═════ Given records

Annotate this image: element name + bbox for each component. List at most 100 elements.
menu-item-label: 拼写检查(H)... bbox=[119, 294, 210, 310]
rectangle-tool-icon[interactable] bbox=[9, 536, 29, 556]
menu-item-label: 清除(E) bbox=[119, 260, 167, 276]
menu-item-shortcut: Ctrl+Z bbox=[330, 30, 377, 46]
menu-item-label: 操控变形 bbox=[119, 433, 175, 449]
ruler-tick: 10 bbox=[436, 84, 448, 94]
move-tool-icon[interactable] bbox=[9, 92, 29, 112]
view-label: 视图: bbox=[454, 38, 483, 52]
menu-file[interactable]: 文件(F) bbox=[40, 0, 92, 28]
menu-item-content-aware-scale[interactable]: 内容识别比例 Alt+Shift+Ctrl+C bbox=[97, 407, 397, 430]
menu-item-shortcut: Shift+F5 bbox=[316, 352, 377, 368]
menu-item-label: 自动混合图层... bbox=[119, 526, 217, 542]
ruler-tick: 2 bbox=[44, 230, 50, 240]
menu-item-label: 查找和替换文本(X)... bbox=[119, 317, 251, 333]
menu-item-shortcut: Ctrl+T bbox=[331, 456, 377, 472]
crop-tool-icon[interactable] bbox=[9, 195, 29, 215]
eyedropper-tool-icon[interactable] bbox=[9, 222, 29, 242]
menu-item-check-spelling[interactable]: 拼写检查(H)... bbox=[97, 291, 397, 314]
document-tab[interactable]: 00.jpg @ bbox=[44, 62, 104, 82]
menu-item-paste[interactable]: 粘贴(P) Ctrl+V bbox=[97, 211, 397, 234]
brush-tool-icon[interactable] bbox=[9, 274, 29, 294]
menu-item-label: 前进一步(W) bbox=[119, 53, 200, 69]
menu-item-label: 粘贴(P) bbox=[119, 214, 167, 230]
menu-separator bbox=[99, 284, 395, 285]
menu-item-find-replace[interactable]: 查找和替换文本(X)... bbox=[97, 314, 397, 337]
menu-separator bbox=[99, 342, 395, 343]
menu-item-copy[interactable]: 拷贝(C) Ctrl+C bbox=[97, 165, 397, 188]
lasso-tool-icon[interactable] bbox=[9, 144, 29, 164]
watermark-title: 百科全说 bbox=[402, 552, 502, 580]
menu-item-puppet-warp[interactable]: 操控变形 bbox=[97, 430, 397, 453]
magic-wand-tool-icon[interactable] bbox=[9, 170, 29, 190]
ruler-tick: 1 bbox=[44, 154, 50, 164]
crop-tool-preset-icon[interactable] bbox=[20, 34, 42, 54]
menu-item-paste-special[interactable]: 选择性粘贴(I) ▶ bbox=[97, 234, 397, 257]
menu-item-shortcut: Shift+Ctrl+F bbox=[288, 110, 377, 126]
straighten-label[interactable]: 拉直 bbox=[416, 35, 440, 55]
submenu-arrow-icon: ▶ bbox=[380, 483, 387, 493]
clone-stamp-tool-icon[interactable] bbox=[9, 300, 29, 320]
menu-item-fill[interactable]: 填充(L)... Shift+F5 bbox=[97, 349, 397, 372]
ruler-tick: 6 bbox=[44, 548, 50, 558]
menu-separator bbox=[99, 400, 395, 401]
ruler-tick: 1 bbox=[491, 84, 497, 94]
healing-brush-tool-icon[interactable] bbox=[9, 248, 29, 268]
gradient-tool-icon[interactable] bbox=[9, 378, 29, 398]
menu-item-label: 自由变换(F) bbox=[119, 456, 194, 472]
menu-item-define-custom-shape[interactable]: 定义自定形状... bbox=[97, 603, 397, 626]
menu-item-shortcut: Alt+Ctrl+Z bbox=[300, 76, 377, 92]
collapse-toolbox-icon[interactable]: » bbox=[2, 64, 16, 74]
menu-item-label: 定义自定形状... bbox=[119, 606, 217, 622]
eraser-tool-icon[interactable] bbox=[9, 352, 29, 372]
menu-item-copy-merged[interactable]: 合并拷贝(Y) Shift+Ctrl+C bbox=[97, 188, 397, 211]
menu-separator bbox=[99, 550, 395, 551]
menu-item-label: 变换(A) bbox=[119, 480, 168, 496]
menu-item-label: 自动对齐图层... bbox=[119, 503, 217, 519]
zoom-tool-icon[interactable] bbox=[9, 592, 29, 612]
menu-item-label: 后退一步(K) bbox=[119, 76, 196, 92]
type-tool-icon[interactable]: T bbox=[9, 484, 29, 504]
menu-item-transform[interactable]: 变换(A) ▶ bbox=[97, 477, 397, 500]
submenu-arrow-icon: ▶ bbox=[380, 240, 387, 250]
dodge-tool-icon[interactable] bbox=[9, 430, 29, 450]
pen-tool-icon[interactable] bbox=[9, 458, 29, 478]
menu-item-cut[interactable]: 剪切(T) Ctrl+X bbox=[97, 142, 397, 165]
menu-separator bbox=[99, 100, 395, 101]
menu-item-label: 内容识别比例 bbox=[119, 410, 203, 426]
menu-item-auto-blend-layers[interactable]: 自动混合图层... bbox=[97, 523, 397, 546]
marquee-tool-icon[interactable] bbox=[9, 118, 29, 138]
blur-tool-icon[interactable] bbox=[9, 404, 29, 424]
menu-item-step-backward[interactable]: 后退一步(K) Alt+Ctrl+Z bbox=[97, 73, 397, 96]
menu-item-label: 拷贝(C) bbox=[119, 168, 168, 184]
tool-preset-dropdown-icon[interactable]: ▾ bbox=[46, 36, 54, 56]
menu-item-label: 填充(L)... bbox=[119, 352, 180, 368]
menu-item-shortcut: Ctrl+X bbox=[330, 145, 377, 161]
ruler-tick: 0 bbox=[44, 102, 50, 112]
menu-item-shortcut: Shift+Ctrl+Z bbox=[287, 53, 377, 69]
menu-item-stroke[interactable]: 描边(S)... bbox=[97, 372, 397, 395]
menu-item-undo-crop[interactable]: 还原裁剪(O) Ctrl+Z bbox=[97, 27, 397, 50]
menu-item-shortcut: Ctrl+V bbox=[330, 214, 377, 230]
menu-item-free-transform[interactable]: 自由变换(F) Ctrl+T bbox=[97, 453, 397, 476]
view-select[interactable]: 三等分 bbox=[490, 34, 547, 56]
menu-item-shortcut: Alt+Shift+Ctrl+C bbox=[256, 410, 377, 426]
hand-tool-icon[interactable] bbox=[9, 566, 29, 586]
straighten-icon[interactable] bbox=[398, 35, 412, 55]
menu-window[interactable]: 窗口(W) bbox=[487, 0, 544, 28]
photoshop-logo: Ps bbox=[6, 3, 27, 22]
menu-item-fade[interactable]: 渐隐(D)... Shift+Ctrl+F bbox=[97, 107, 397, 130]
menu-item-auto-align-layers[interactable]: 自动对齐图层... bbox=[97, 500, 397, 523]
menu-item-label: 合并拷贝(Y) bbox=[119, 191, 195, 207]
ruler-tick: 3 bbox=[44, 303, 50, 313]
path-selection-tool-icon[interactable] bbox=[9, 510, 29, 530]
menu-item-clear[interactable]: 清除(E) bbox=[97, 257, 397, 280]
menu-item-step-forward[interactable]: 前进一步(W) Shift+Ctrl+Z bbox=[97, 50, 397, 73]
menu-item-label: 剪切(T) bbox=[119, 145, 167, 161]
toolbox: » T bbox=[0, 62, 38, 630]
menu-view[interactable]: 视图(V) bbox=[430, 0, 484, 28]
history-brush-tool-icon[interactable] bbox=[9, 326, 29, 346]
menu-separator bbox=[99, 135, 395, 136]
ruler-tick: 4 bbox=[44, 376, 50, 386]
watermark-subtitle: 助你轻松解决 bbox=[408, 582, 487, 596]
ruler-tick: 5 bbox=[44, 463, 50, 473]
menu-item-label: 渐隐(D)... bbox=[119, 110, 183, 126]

══════════

**Your task**
Return every line of the data above verbatim, without changing, adding, or omitting anything.

**Result of the exercise**
Annotate this image: element name + bbox for each component. List at most 100 elements.
menu-item-label: 拼写检查(H)... bbox=[119, 294, 210, 310]
rectangle-tool-icon[interactable] bbox=[9, 536, 29, 556]
menu-item-label: 清除(E) bbox=[119, 260, 167, 276]
menu-item-shortcut: Ctrl+Z bbox=[330, 30, 377, 46]
menu-item-label: 操控变形 bbox=[119, 433, 175, 449]
ruler-tick: 10 bbox=[436, 84, 448, 94]
move-tool-icon[interactable] bbox=[9, 92, 29, 112]
view-label: 视图: bbox=[454, 38, 483, 52]
menu-file[interactable]: 文件(F) bbox=[40, 0, 92, 28]
menu-item-content-aware-scale[interactable]: 内容识别比例 Alt+Shift+Ctrl+C bbox=[97, 407, 397, 430]
menu-item-shortcut: Shift+F5 bbox=[316, 352, 377, 368]
menu-item-label: 自动混合图层... bbox=[119, 526, 217, 542]
ruler-tick: 2 bbox=[44, 230, 50, 240]
menu-item-label: 查找和替换文本(X)... bbox=[119, 317, 251, 333]
menu-item-shortcut: Ctrl+T bbox=[331, 456, 377, 472]
crop-tool-icon[interactable] bbox=[9, 195, 29, 215]
eyedropper-tool-icon[interactable] bbox=[9, 222, 29, 242]
menu-item-check-spelling[interactable]: 拼写检查(H)... bbox=[97, 291, 397, 314]
document-tab[interactable]: 00.jpg @ bbox=[44, 62, 104, 82]
menu-item-paste[interactable]: 粘贴(P) Ctrl+V bbox=[97, 211, 397, 234]
brush-tool-icon[interactable] bbox=[9, 274, 29, 294]
menu-item-label: 前进一步(W) bbox=[119, 53, 200, 69]
menu-item-label: 粘贴(P) bbox=[119, 214, 167, 230]
menu-separator bbox=[99, 284, 395, 285]
menu-item-find-replace[interactable]: 查找和替换文本(X)... bbox=[97, 314, 397, 337]
menu-separator bbox=[99, 342, 395, 343]
menu-item-copy[interactable]: 拷贝(C) Ctrl+C bbox=[97, 165, 397, 188]
lasso-tool-icon[interactable] bbox=[9, 144, 29, 164]
watermark-title: 百科全说 bbox=[402, 552, 502, 580]
menu-item-puppet-warp[interactable]: 操控变形 bbox=[97, 430, 397, 453]
magic-wand-tool-icon[interactable] bbox=[9, 170, 29, 190]
ruler-tick: 1 bbox=[44, 154, 50, 164]
crop-tool-preset-icon[interactable] bbox=[20, 34, 42, 54]
menu-item-paste-special[interactable]: 选择性粘贴(I) ▶ bbox=[97, 234, 397, 257]
menu-item-shortcut: Shift+Ctrl+F bbox=[288, 110, 377, 126]
straighten-label[interactable]: 拉直 bbox=[416, 35, 440, 55]
submenu-arrow-icon: ▶ bbox=[380, 483, 387, 493]
clone-stamp-tool-icon[interactable] bbox=[9, 300, 29, 320]
menu-item-fill[interactable]: 填充(L)... Shift+F5 bbox=[97, 349, 397, 372]
ruler-tick: 6 bbox=[44, 548, 50, 558]
menu-separator bbox=[99, 400, 395, 401]
ruler-tick: 1 bbox=[491, 84, 497, 94]
healing-brush-tool-icon[interactable] bbox=[9, 248, 29, 268]
gradient-tool-icon[interactable] bbox=[9, 378, 29, 398]
menu-item-label: 自由变换(F) bbox=[119, 456, 194, 472]
menu-item-define-custom-shape[interactable]: 定义自定形状... bbox=[97, 603, 397, 626]
menu-item-shortcut: Alt+Ctrl+Z bbox=[300, 76, 377, 92]
collapse-toolbox-icon[interactable]: » bbox=[2, 64, 16, 74]
menu-item-label: 定义自定形状... bbox=[119, 606, 217, 622]
eraser-tool-icon[interactable] bbox=[9, 352, 29, 372]
menu-item-copy-merged[interactable]: 合并拷贝(Y) Shift+Ctrl+C bbox=[97, 188, 397, 211]
menu-separator bbox=[99, 550, 395, 551]
menu-item-label: 变换(A) bbox=[119, 480, 168, 496]
menu-item-label: 自动对齐图层... bbox=[119, 503, 217, 519]
zoom-tool-icon[interactable] bbox=[9, 592, 29, 612]
menu-item-label: 后退一步(K) bbox=[119, 76, 196, 92]
type-tool-icon[interactable]: T bbox=[9, 484, 29, 504]
menu-item-transform[interactable]: 变换(A) ▶ bbox=[97, 477, 397, 500]
submenu-arrow-icon: ▶ bbox=[380, 240, 387, 250]
dodge-tool-icon[interactable] bbox=[9, 430, 29, 450]
pen-tool-icon[interactable] bbox=[9, 458, 29, 478]
menu-item-cut[interactable]: 剪切(T) Ctrl+X bbox=[97, 142, 397, 165]
menu-separator bbox=[99, 100, 395, 101]
menu-item-label: 内容识别比例 bbox=[119, 410, 203, 426]
menu-item-auto-blend-layers[interactable]: 自动混合图层... bbox=[97, 523, 397, 546]
marquee-tool-icon[interactable] bbox=[9, 118, 29, 138]
blur-tool-icon[interactable] bbox=[9, 404, 29, 424]
menu-item-step-backward[interactable]: 后退一步(K) Alt+Ctrl+Z bbox=[97, 73, 397, 96]
menu-item-label: 拷贝(C) bbox=[119, 168, 168, 184]
tool-preset-dropdown-icon[interactable]: ▾ bbox=[46, 36, 54, 56]
menu-item-label: 填充(L)... bbox=[119, 352, 180, 368]
menu-item-shortcut: Ctrl+X bbox=[330, 145, 377, 161]
ruler-tick: 0 bbox=[44, 102, 50, 112]
menu-item-shortcut: Shift+Ctrl+Z bbox=[287, 53, 377, 69]
menu-item-stroke[interactable]: 描边(S)... bbox=[97, 372, 397, 395]
menu-item-undo-crop[interactable]: 还原裁剪(O) Ctrl+Z bbox=[97, 27, 397, 50]
menu-item-shortcut: Ctrl+V bbox=[330, 214, 377, 230]
menu-item-free-transform[interactable]: 自由变换(F) Ctrl+T bbox=[97, 453, 397, 476]
view-select[interactable]: 三等分 bbox=[490, 34, 547, 56]
menu-item-shortcut: Alt+Shift+Ctrl+C bbox=[256, 410, 377, 426]
hand-tool-icon[interactable] bbox=[9, 566, 29, 586]
straighten-icon[interactable] bbox=[398, 35, 412, 55]
menu-window[interactable]: 窗口(W) bbox=[487, 0, 544, 28]
photoshop-logo: Ps bbox=[6, 3, 27, 22]
menu-item-fade[interactable]: 渐隐(D)... Shift+Ctrl+F bbox=[97, 107, 397, 130]
menu-item-auto-align-layers[interactable]: 自动对齐图层... bbox=[97, 500, 397, 523]
menu-item-label: 合并拷贝(Y) bbox=[119, 191, 195, 207]
ruler-tick: 3 bbox=[44, 303, 50, 313]
path-selection-tool-icon[interactable] bbox=[9, 510, 29, 530]
menu-item-clear[interactable]: 清除(E) bbox=[97, 257, 397, 280]
menu-item-step-forward[interactable]: 前进一步(W) Shift+Ctrl+Z bbox=[97, 50, 397, 73]
menu-item-label: 剪切(T) bbox=[119, 145, 167, 161]
toolbox: » T bbox=[0, 62, 38, 630]
menu-view[interactable]: 视图(V) bbox=[430, 0, 484, 28]
history-brush-tool-icon[interactable] bbox=[9, 326, 29, 346]
menu-separator bbox=[99, 135, 395, 136]
ruler-tick: 4 bbox=[44, 376, 50, 386]
watermark-subtitle: 助你轻松解决 bbox=[408, 582, 487, 596]
ruler-tick: 5 bbox=[44, 463, 50, 473]
menu-item-label: 渐隐(D)... bbox=[119, 110, 183, 126]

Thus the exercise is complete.